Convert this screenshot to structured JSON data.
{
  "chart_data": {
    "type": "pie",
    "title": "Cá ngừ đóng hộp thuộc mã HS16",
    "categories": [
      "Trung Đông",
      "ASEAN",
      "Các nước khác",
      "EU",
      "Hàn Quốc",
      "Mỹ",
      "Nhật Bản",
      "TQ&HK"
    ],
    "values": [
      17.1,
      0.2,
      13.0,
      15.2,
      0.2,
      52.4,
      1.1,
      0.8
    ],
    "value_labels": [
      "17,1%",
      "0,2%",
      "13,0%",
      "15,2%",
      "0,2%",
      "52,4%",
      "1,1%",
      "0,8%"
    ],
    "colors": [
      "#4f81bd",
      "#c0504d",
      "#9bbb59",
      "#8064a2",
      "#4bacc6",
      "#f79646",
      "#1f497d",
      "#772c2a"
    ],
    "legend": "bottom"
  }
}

━━━━━━━━

**STATED GOAL**
Transcribe every record above exactly as it appears.

**FINISHED TASK**
Convert this screenshot to structured JSON data.
{
  "chart_data": {
    "type": "pie",
    "title": "Cá ngừ đóng hộp thuộc mã HS16",
    "categories": [
      "Trung Đông",
      "ASEAN",
      "Các nước khác",
      "EU",
      "Hàn Quốc",
      "Mỹ",
      "Nhật Bản",
      "TQ&HK"
    ],
    "values": [
      17.1,
      0.2,
      13.0,
      15.2,
      0.2,
      52.4,
      1.1,
      0.8
    ],
    "value_labels": [
      "17,1%",
      "0,2%",
      "13,0%",
      "15,2%",
      "0,2%",
      "52,4%",
      "1,1%",
      "0,8%"
    ],
    "colors": [
      "#4f81bd",
      "#c0504d",
      "#9bbb59",
      "#8064a2",
      "#4bacc6",
      "#f79646",
      "#1f497d",
      "#772c2a"
    ],
    "legend": "bottom"
  }
}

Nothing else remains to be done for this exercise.